* [What this task involves]
Repeat every line of the data exactly, but not the pictures.

=== Records supplied ===

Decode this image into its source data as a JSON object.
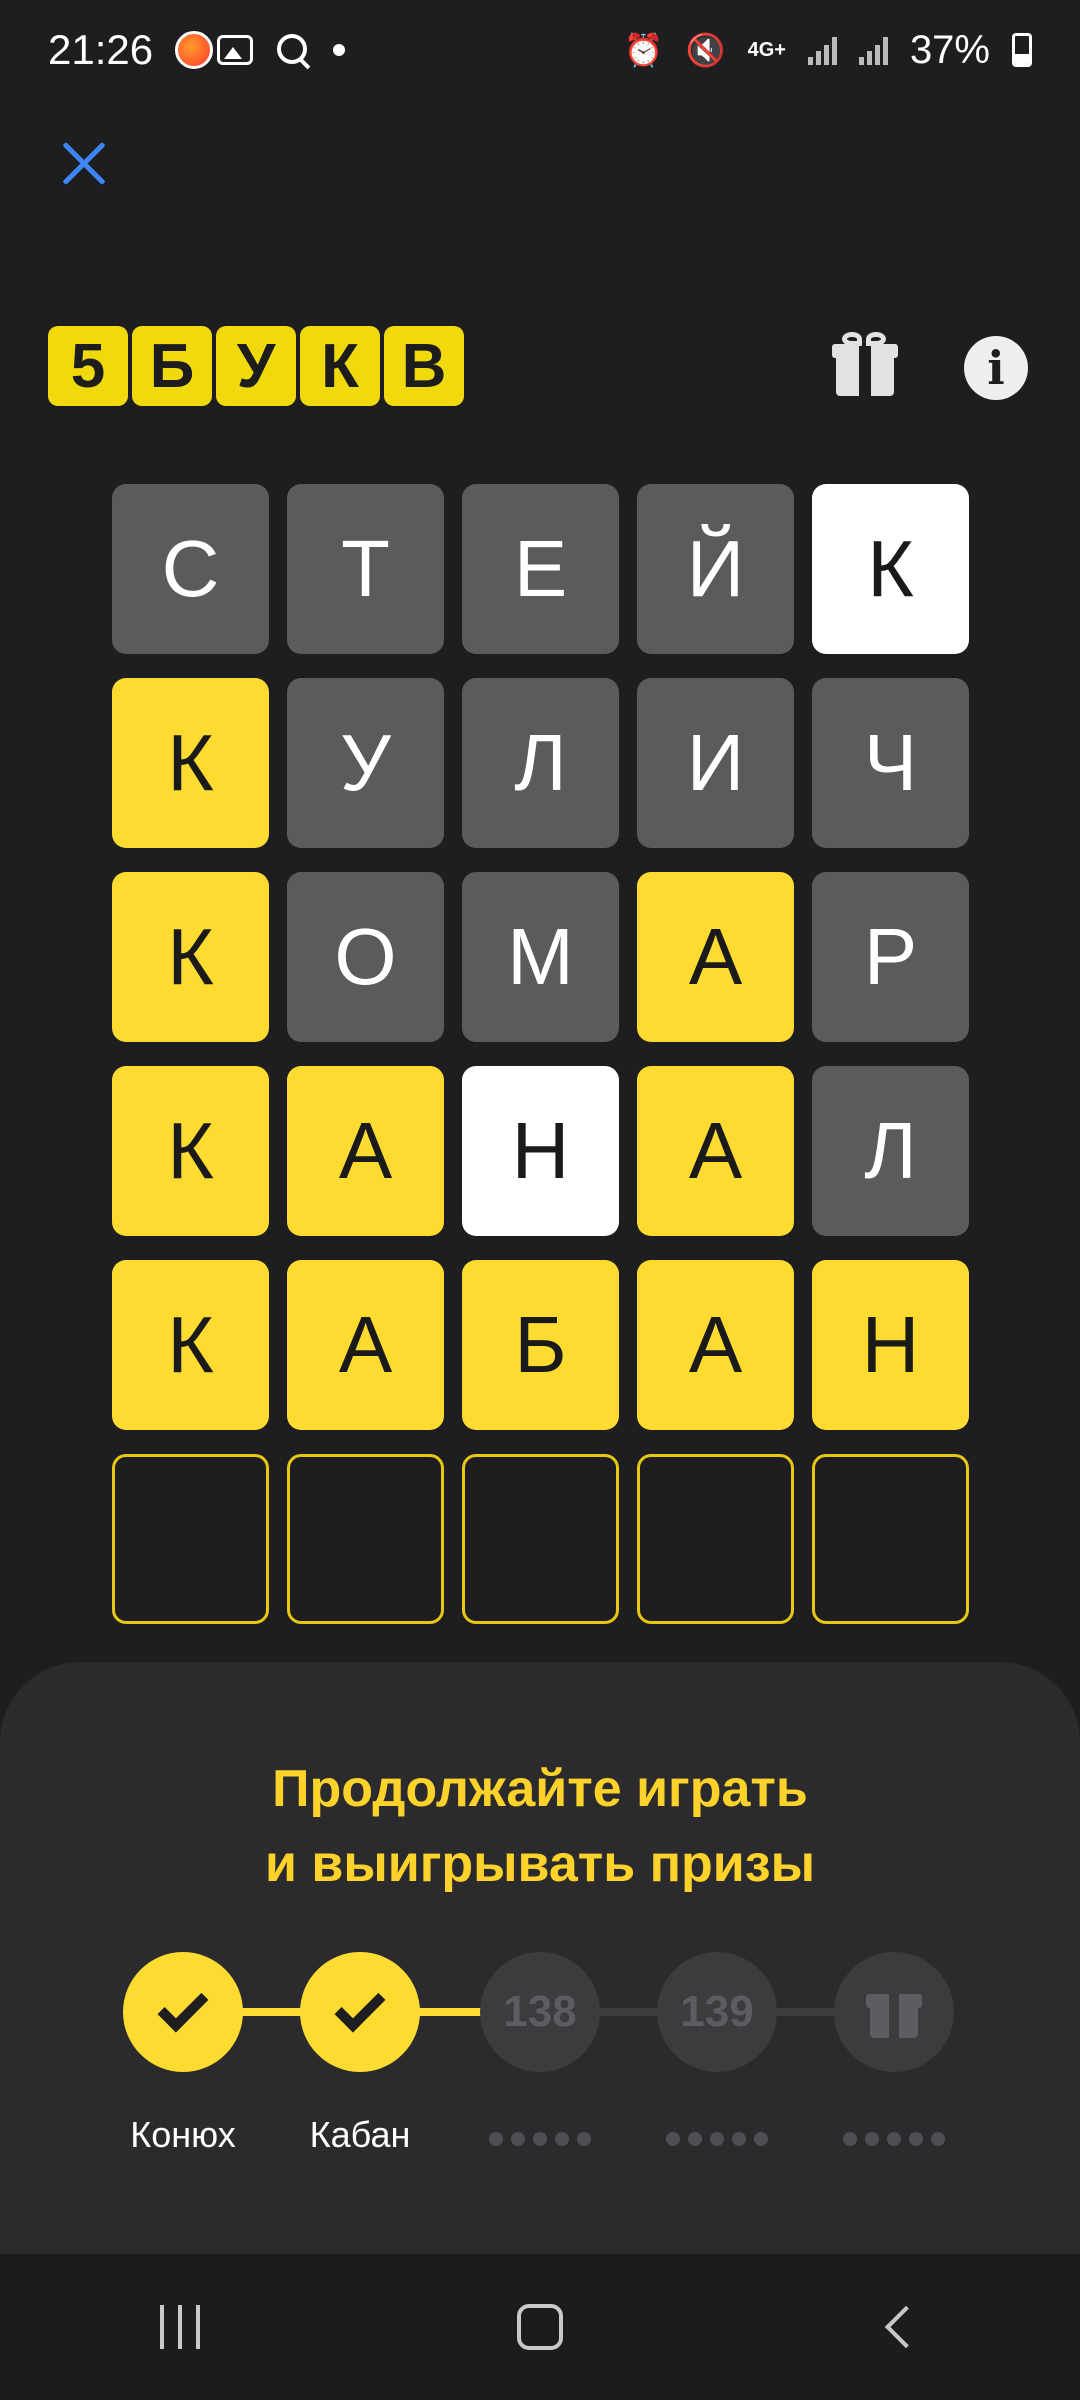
{
  "status_bar": {
    "time": "21:26",
    "network": "4G+",
    "battery_percent": "37%",
    "battery_level": 0.37,
    "icons": [
      "app-notification-icon",
      "gallery-icon",
      "search-icon",
      "dot-icon",
      "alarm-icon",
      "mute-icon",
      "network-4g-icon",
      "signal-icon",
      "signal-icon",
      "battery-icon"
    ]
  },
  "header": {
    "close_icon": "close-icon",
    "logo_letters": [
      "5",
      "Б",
      "У",
      "К",
      "В"
    ],
    "gift_icon": "gift-icon",
    "info_icon": "info-icon",
    "info_glyph": "i"
  },
  "board": {
    "rows": [
      [
        {
          "letter": "С",
          "state": "absent"
        },
        {
          "letter": "Т",
          "state": "absent"
        },
        {
          "letter": "Е",
          "state": "absent"
        },
        {
          "letter": "Й",
          "state": "absent"
        },
        {
          "letter": "К",
          "state": "present"
        }
      ],
      [
        {
          "letter": "К",
          "state": "correct"
        },
        {
          "letter": "У",
          "state": "absent"
        },
        {
          "letter": "Л",
          "state": "absent"
        },
        {
          "letter": "И",
          "state": "absent"
        },
        {
          "letter": "Ч",
          "state": "absent"
        }
      ],
      [
        {
          "letter": "К",
          "state": "correct"
        },
        {
          "letter": "О",
          "state": "absent"
        },
        {
          "letter": "М",
          "state": "absent"
        },
        {
          "letter": "А",
          "state": "correct"
        },
        {
          "letter": "Р",
          "state": "absent"
        }
      ],
      [
        {
          "letter": "К",
          "state": "correct"
        },
        {
          "letter": "А",
          "state": "correct"
        },
        {
          "letter": "Н",
          "state": "present"
        },
        {
          "letter": "А",
          "state": "correct"
        },
        {
          "letter": "Л",
          "state": "absent"
        }
      ],
      [
        {
          "letter": "К",
          "state": "correct"
        },
        {
          "letter": "А",
          "state": "correct"
        },
        {
          "letter": "Б",
          "state": "correct"
        },
        {
          "letter": "А",
          "state": "correct"
        },
        {
          "letter": "Н",
          "state": "correct"
        }
      ],
      [
        {
          "letter": "",
          "state": "empty"
        },
        {
          "letter": "",
          "state": "empty"
        },
        {
          "letter": "",
          "state": "empty"
        },
        {
          "letter": "",
          "state": "empty"
        },
        {
          "letter": "",
          "state": "empty"
        }
      ]
    ]
  },
  "sheet": {
    "title_line1": "Продолжайте играть",
    "title_line2": "и выигрывать призы",
    "steps": [
      {
        "status": "done",
        "label": "Конюх",
        "icon": "check-icon"
      },
      {
        "status": "done",
        "label": "Кабан",
        "icon": "check-icon"
      },
      {
        "status": "locked",
        "number": "138"
      },
      {
        "status": "locked",
        "number": "139"
      },
      {
        "status": "locked",
        "icon": "gift-icon"
      }
    ]
  },
  "nav_bar": {
    "icons": [
      "recents-icon",
      "home-icon",
      "back-icon"
    ]
  },
  "colors": {
    "background": "#1e1e20",
    "accent_yellow": "#fedb31",
    "tile_absent": "#5b5b5e",
    "tile_present": "#ffffff",
    "close_blue": "#3e86f5",
    "sheet_bg": "#2b2b2e"
  }
}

===

* [Result]
Decode this image into its source data as a JSON object.
{
  "status_bar": {
    "time": "21:26",
    "network": "4G+",
    "battery_percent": "37%",
    "battery_level": 0.37,
    "icons": [
      "app-notification-icon",
      "gallery-icon",
      "search-icon",
      "dot-icon",
      "alarm-icon",
      "mute-icon",
      "network-4g-icon",
      "signal-icon",
      "signal-icon",
      "battery-icon"
    ]
  },
  "header": {
    "close_icon": "close-icon",
    "logo_letters": [
      "5",
      "Б",
      "У",
      "К",
      "В"
    ],
    "gift_icon": "gift-icon",
    "info_icon": "info-icon",
    "info_glyph": "i"
  },
  "board": {
    "rows": [
      [
        {
          "letter": "С",
          "state": "absent"
        },
        {
          "letter": "Т",
          "state": "absent"
        },
        {
          "letter": "Е",
          "state": "absent"
        },
        {
          "letter": "Й",
          "state": "absent"
        },
        {
          "letter": "К",
          "state": "present"
        }
      ],
      [
        {
          "letter": "К",
          "state": "correct"
        },
        {
          "letter": "У",
          "state": "absent"
        },
        {
          "letter": "Л",
          "state": "absent"
        },
        {
          "letter": "И",
          "state": "absent"
        },
        {
          "letter": "Ч",
          "state": "absent"
        }
      ],
      [
        {
          "letter": "К",
          "state": "correct"
        },
        {
          "letter": "О",
          "state": "absent"
        },
        {
          "letter": "М",
          "state": "absent"
        },
        {
          "letter": "А",
          "state": "correct"
        },
        {
          "letter": "Р",
          "state": "absent"
        }
      ],
      [
        {
          "letter": "К",
          "state": "correct"
        },
        {
          "letter": "А",
          "state": "correct"
        },
        {
          "letter": "Н",
          "state": "present"
        },
        {
          "letter": "А",
          "state": "correct"
        },
        {
          "letter": "Л",
          "state": "absent"
        }
      ],
      [
        {
          "letter": "К",
          "state": "correct"
        },
        {
          "letter": "А",
          "state": "correct"
        },
        {
          "letter": "Б",
          "state": "correct"
        },
        {
          "letter": "А",
          "state": "correct"
        },
        {
          "letter": "Н",
          "state": "correct"
        }
      ],
      [
        {
          "letter": "",
          "state": "empty"
        },
        {
          "letter": "",
          "state": "empty"
        },
        {
          "letter": "",
          "state": "empty"
        },
        {
          "letter": "",
          "state": "empty"
        },
        {
          "letter": "",
          "state": "empty"
        }
      ]
    ]
  },
  "sheet": {
    "title_line1": "Продолжайте играть",
    "title_line2": "и выигрывать призы",
    "steps": [
      {
        "status": "done",
        "label": "Конюх",
        "icon": "check-icon"
      },
      {
        "status": "done",
        "label": "Кабан",
        "icon": "check-icon"
      },
      {
        "status": "locked",
        "number": "138"
      },
      {
        "status": "locked",
        "number": "139"
      },
      {
        "status": "locked",
        "icon": "gift-icon"
      }
    ]
  },
  "nav_bar": {
    "icons": [
      "recents-icon",
      "home-icon",
      "back-icon"
    ]
  },
  "colors": {
    "background": "#1e1e20",
    "accent_yellow": "#fedb31",
    "tile_absent": "#5b5b5e",
    "tile_present": "#ffffff",
    "close_blue": "#3e86f5",
    "sheet_bg": "#2b2b2e"
  }
}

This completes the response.